**Stated exercise**
Check each line of the entries below for the string "ευρώ"; copy every line where it appears.

Entries from a visual dataset:
+-------+
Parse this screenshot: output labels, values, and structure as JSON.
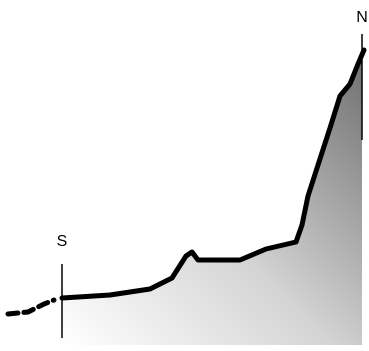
{
  "labels": {
    "start": "S",
    "end": "N"
  }
}
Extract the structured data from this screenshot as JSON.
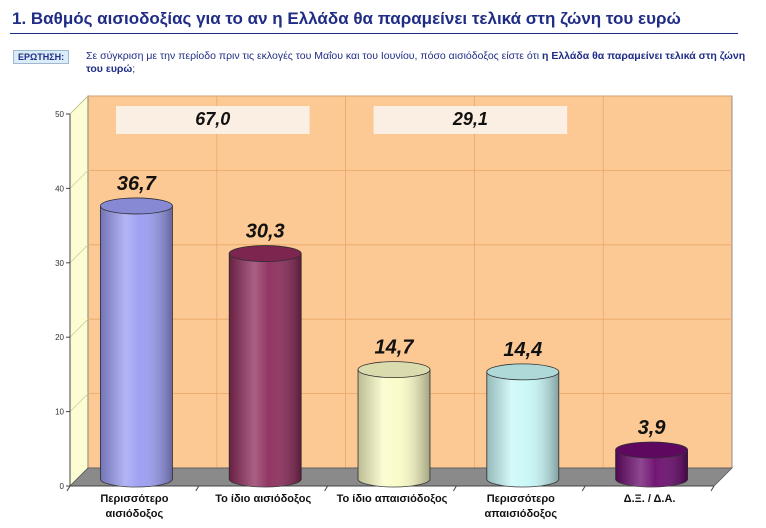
{
  "title": "1.   Βαθμός αισιοδοξίας για το αν η Ελλάδα θα παραμείνει τελικά στη ζώνη του ευρώ",
  "question": {
    "badge": "ΕΡΩΤΗΣΗ:",
    "text_plain": "Σε σύγκριση με την περίοδο πριν τις εκλογές του Μαΐου και του Ιουνίου, πόσο αισιόδοξος είστε ότι ",
    "text_bold": "η Ελλάδα θα παραμείνει τελικά στη ζώνη του ευρώ",
    "text_end": ";"
  },
  "colors": {
    "plot_bg": "#fcc994",
    "wall": "#fdfdd3",
    "floor": "#8a8a8a",
    "box_fill": "#fbeee2"
  },
  "chart_data": {
    "type": "bar",
    "title": "",
    "xlabel": "",
    "ylabel": "",
    "ylim": [
      0,
      50
    ],
    "yticks": [
      0,
      10,
      20,
      30,
      40,
      50
    ],
    "grid": true,
    "categories": [
      [
        "Περισσότερο",
        "αισιόδοξος"
      ],
      [
        "Το ίδιο αισιόδοξος"
      ],
      [
        "Το ίδιο απαισιόδοξος"
      ],
      [
        "Περισσότερο",
        "απαισιόδοξος"
      ],
      [
        "Δ.Ξ. / Δ.Α."
      ]
    ],
    "values": [
      36.7,
      30.3,
      14.7,
      14.4,
      3.9
    ],
    "value_labels": [
      "36,7",
      "30,3",
      "14,7",
      "14,4",
      "3,9"
    ],
    "bar_colors": [
      "#9a9cf2",
      "#8c2b5a",
      "#fafbc6",
      "#c8f7f7",
      "#6b0a6e"
    ],
    "totals": [
      {
        "label": "67,0",
        "from": 0,
        "to": 1
      },
      {
        "label": "29,1",
        "from": 2,
        "to": 3
      }
    ]
  }
}
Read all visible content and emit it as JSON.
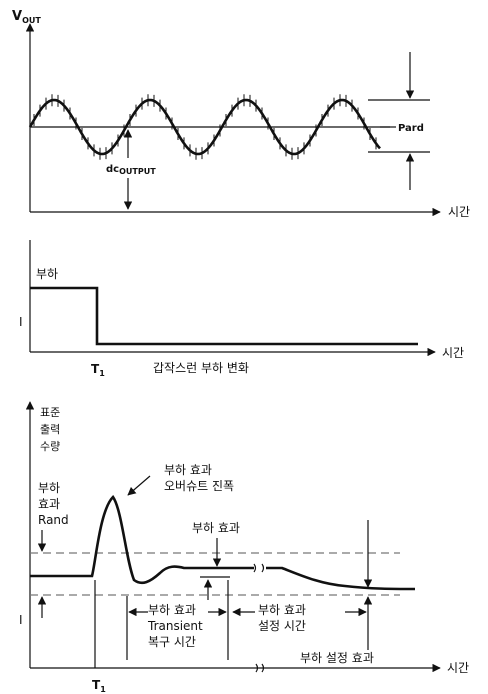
{
  "panel1": {
    "y_label_main": "V",
    "y_label_sub": "OUT",
    "x_label": "시간",
    "pard_label": "Pard",
    "dc_label_main": "dc",
    "dc_label_sub": "OUTPUT"
  },
  "panel2": {
    "load_label": "부하",
    "current_label": "I",
    "t1_main": "T",
    "t1_sub": "1",
    "x_label": "시간",
    "caption": "갑작스런 부하 변화"
  },
  "panel3": {
    "y_label_lines": [
      "표준",
      "출력",
      "수량"
    ],
    "rand_lines": [
      "부하",
      "효과",
      "Rand"
    ],
    "overshoot_lines": [
      "부하 효과",
      "오버슈트 진폭"
    ],
    "load_effect_label": "부하 효과",
    "recovery_lines": [
      "부하 효과",
      "Transient",
      "복구 시간"
    ],
    "settling_lines": [
      "부하 효과",
      "설정 시간"
    ],
    "settling_effect_label": "부하 설정 효과",
    "current_label": "I",
    "t1_main": "T",
    "t1_sub": "1",
    "x_label": "시간"
  }
}
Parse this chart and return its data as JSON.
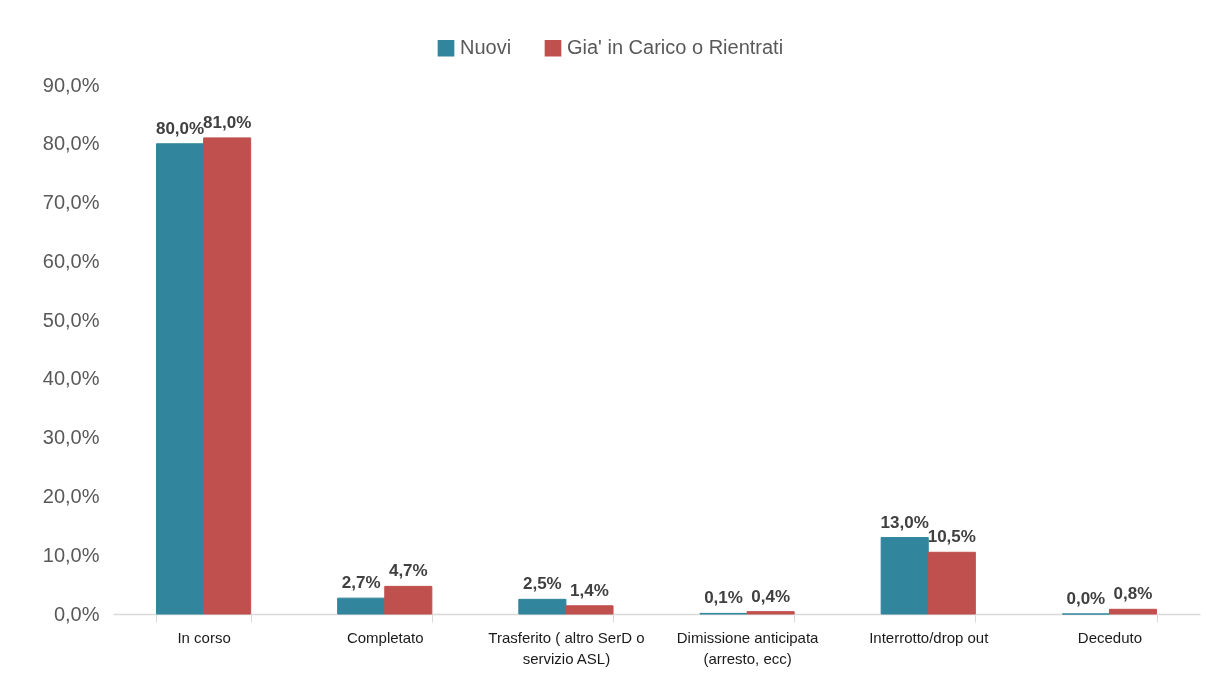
{
  "chart_data": {
    "type": "bar",
    "categories": [
      "In corso",
      "Completato",
      "Trasferito ( altro SerD o servizio ASL)",
      "Dimissione anticipata (arresto, ecc)",
      "Interrotto/drop out",
      "Deceduto"
    ],
    "series": [
      {
        "name": "Nuovi",
        "color": "#31859c",
        "values": [
          80.0,
          2.7,
          2.5,
          0.1,
          13.0,
          0.0
        ],
        "value_labels": [
          "80,0%",
          "2,7%",
          "2,5%",
          "0,1%",
          "13,0%",
          "0,0%"
        ]
      },
      {
        "name": "Gia' in Carico o Rientrati",
        "color": "#c0504d",
        "values": [
          81.0,
          4.7,
          1.4,
          0.4,
          10.5,
          0.8
        ],
        "value_labels": [
          "81,0%",
          "4,7%",
          "1,4%",
          "0,4%",
          "10,5%",
          "0,8%"
        ]
      }
    ],
    "ylim": [
      0,
      90
    ],
    "yticks": [
      {
        "value": 0,
        "label": "0,0%"
      },
      {
        "value": 10,
        "label": "10,0%"
      },
      {
        "value": 20,
        "label": "20,0%"
      },
      {
        "value": 30,
        "label": "30,0%"
      },
      {
        "value": 40,
        "label": "40,0%"
      },
      {
        "value": 50,
        "label": "50,0%"
      },
      {
        "value": 60,
        "label": "60,0%"
      },
      {
        "value": 70,
        "label": "70,0%"
      },
      {
        "value": 80,
        "label": "80,0%"
      },
      {
        "value": 90,
        "label": "90,0%"
      }
    ],
    "legend": "top"
  }
}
+-------+
**Exercise solution**
  "title": "1.   Βαθμός αισιοδοξίας για το αν η Ελλάδα θα παραμείνει τελικά στη ζώνη του ευρώ",
    "text_bold": "η Ελλάδα θα παραμείνει τελικά στη ζώνη του ευρώ",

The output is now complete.